**Problem details**
For the data below, report only the number of lines containing the string "value".
▼▼▼
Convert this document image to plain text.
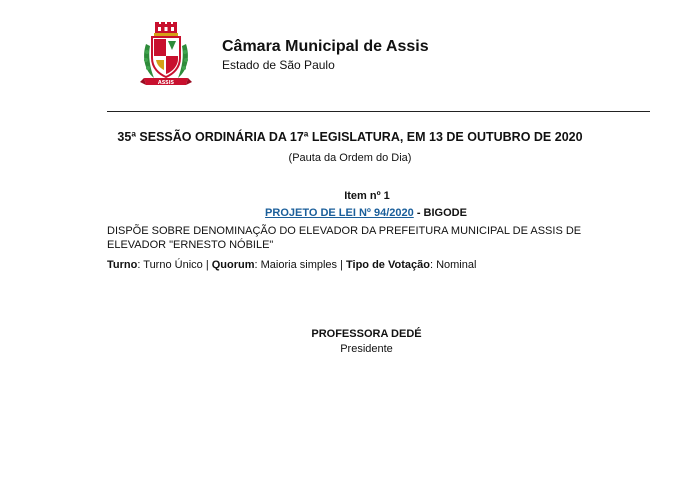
ASSIS
Câmara Municipal de Assis
Estado de São Paulo
35ª SESSÃO ORDINÁRIA DA 17ª LEGISLATURA, EM 13 DE OUTUBRO DE 2020
(Pauta da Ordem do Dia)
Item nº 1
PROJETO DE LEI Nº 94/2020 - BIGODE
DISPÕE SOBRE DENOMINAÇÃO DO ELEVADOR DA PREFEITURA MUNICIPAL DE ASSIS DE ELEVADOR "ERNESTO NÓBILE"
Turno: Turno Único | Quorum: Maioria simples | Tipo de Votação: Nominal
PROFESSORA DEDÉ
Presidente
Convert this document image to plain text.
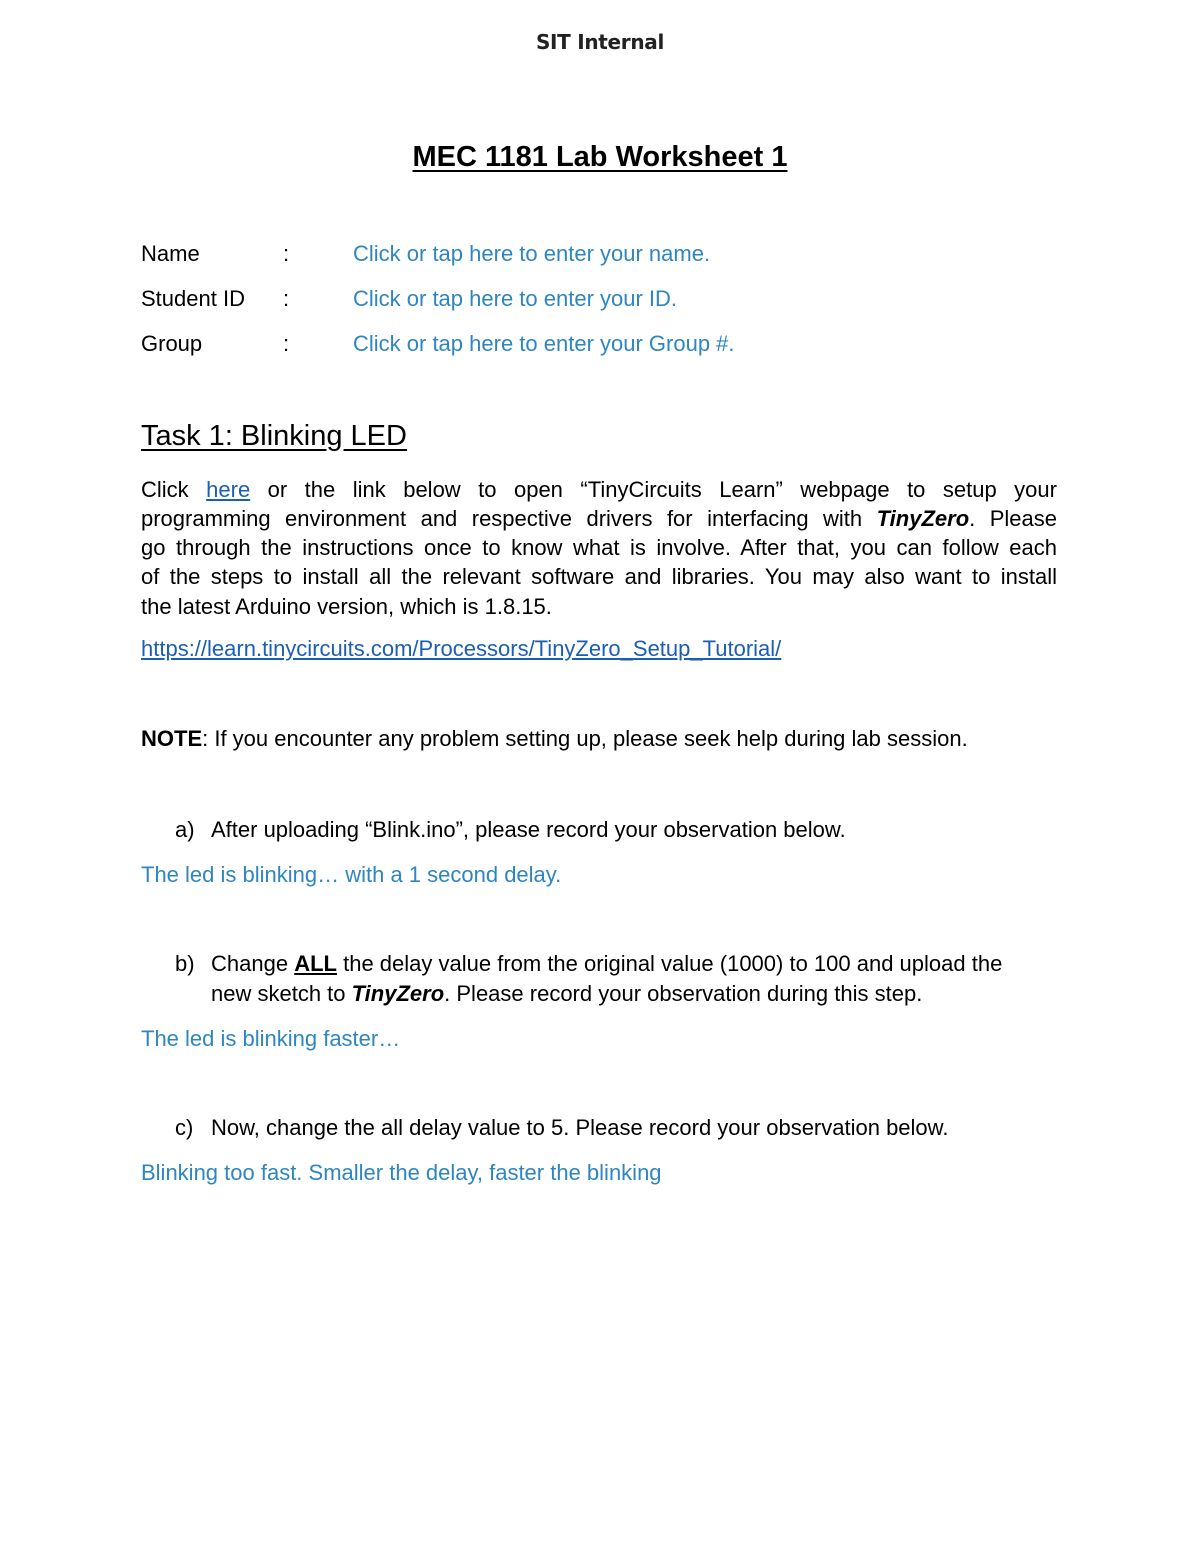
SIT Internal
MEC 1181 Lab Worksheet 1
Name	:	Click or tap here to enter your name.
Student ID :	Click or tap here to enter your ID.
Group	:	Click or tap here to enter your Group #.
Task 1: Blinking LED
Click here or the link below to open “TinyCircuits Learn” webpage to setup your
programming environment and respective drivers for interfacing with TinyZero. Please
go through the instructions once to know what is involve. After that, you can follow each
of the steps to install all the relevant software and libraries. You may also want to install
the latest Arduino version, which is 1.8.15.
https://learn.tinycircuits.com/Processors/TinyZero_Setup_Tutorial/
NOTE: If you encounter any problem setting up, please seek help during lab session.
a) After uploading “Blink.ino”, please record your observation below.
The led is blinking… with a 1 second delay.
b) Change ALL the delay value from the original value (1000) to 100 and upload the
new sketch to TinyZero. Please record your observation during this step.
The led is blinking faster…
c) Now, change the all delay value to 5. Please record your observation below.
Blinking too fast. Smaller the delay, faster the blinking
▲▲▲
**Expected output**
2